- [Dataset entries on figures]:
(begin)

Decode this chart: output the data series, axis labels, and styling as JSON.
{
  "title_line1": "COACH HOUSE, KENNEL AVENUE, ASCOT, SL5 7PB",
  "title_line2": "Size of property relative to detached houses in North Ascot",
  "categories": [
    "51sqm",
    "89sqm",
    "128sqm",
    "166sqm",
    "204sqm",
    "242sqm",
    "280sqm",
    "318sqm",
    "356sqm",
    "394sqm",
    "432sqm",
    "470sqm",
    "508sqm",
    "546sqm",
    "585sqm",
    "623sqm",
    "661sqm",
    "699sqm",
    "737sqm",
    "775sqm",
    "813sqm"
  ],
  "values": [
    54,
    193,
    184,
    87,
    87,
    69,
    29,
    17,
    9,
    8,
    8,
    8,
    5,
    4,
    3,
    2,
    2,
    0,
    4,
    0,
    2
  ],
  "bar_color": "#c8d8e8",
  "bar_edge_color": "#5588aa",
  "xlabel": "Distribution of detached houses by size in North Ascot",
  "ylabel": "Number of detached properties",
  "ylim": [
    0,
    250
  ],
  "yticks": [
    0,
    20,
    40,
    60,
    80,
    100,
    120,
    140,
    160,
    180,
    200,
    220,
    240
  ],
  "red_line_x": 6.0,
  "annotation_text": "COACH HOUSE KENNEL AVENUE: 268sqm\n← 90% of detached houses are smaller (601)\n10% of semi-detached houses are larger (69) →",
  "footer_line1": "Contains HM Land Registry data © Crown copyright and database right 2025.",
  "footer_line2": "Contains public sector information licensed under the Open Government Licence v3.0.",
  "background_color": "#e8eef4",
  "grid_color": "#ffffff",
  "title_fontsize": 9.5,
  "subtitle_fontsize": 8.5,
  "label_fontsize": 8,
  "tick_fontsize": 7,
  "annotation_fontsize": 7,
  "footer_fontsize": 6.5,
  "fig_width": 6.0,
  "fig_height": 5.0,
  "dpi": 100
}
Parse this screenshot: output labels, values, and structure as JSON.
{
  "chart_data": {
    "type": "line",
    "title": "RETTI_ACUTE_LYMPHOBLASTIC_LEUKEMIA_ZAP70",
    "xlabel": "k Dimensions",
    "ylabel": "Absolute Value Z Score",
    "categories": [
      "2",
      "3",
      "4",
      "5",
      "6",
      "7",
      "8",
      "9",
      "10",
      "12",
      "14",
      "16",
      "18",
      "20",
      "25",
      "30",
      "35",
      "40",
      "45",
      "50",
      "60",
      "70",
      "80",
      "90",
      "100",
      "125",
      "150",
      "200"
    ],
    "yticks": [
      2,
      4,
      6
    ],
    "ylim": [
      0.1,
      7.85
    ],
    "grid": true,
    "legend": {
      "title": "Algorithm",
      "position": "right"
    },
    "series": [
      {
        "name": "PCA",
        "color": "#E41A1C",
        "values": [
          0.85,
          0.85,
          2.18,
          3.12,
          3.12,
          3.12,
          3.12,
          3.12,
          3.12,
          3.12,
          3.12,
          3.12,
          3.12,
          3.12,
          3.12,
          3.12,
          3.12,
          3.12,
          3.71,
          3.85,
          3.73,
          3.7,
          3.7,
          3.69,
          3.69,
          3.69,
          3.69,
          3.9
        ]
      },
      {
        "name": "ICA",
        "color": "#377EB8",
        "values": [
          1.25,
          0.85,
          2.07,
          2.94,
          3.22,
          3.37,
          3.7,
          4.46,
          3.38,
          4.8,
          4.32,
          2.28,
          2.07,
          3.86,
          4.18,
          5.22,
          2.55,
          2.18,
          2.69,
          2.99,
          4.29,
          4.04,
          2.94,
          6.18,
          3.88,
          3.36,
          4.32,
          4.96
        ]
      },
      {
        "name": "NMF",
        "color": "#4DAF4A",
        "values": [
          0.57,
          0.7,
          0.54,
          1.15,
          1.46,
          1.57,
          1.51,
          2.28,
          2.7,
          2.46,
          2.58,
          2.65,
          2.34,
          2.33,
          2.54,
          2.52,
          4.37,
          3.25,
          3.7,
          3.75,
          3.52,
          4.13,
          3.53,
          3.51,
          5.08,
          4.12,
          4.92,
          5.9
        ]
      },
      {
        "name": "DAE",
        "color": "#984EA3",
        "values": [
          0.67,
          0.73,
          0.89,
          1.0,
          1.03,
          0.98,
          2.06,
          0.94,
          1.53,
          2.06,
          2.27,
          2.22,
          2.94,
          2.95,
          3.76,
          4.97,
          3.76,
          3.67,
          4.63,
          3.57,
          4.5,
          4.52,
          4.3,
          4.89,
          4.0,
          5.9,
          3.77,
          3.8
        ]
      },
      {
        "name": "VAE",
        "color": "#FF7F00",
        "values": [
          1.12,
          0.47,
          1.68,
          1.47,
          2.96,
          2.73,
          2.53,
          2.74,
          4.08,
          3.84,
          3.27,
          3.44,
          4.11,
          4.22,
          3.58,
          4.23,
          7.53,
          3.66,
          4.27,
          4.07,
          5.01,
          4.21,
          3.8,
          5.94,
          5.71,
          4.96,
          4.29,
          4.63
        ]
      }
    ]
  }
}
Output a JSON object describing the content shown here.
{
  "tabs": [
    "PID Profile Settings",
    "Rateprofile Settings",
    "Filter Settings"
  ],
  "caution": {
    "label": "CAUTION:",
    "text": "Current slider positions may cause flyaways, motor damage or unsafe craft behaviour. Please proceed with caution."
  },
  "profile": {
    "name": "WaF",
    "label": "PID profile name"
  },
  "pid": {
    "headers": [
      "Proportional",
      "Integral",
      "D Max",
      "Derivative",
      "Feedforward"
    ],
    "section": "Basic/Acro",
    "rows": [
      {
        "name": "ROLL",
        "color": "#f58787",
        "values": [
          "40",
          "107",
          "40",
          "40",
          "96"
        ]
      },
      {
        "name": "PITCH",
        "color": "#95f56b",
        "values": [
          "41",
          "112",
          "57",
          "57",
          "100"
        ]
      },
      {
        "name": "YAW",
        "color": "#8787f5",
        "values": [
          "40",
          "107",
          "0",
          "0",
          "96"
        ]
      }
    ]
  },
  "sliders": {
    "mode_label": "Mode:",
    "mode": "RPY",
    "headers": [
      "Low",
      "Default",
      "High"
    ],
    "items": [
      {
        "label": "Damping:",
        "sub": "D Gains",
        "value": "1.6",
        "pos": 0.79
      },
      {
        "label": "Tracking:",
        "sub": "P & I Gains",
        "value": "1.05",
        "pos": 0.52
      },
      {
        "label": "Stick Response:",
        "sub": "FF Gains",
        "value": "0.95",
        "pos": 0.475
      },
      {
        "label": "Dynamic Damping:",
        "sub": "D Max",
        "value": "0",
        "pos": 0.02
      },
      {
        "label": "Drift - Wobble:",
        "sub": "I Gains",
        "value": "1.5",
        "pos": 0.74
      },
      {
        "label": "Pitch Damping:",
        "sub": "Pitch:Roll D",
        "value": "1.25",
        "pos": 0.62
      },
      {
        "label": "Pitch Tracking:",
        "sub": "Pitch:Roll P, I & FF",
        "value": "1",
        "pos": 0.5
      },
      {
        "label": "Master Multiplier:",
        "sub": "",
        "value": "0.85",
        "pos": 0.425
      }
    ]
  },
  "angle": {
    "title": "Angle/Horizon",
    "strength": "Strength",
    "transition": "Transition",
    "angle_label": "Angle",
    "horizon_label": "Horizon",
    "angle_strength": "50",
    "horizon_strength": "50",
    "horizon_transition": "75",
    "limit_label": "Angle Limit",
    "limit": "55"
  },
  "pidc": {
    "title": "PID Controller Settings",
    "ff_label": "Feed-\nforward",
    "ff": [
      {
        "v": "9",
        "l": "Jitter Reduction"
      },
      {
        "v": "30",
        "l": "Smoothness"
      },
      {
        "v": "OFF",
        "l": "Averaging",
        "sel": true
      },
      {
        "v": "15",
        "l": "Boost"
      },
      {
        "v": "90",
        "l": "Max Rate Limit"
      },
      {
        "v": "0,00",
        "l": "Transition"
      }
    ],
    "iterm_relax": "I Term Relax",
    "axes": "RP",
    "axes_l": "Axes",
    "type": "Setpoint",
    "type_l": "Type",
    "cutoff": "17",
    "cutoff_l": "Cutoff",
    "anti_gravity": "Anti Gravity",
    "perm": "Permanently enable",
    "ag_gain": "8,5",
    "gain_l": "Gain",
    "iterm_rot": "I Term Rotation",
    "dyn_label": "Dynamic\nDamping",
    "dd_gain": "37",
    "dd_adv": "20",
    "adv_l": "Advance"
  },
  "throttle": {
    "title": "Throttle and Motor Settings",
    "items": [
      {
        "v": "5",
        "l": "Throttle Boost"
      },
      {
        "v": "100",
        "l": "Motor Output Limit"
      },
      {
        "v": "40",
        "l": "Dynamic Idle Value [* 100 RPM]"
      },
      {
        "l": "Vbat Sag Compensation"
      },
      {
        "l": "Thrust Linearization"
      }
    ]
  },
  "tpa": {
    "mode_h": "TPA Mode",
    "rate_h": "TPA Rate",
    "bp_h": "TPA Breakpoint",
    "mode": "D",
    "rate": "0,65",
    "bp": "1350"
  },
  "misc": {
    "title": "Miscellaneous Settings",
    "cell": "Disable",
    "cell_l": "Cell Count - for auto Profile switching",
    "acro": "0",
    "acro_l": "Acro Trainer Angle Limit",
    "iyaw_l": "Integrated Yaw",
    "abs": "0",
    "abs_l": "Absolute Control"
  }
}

(end)

In the entries above, identify every line with the word "name". Copy those lines.

- [Completed task]:
        "name": "PCA",
        "name": "ICA",
        "name": "NMF",
        "name": "DAE",
        "name": "VAE",
    "name": "WaF",
    "label": "PID profile name"
        "name": "ROLL",
        "name": "PITCH",
        "name": "YAW",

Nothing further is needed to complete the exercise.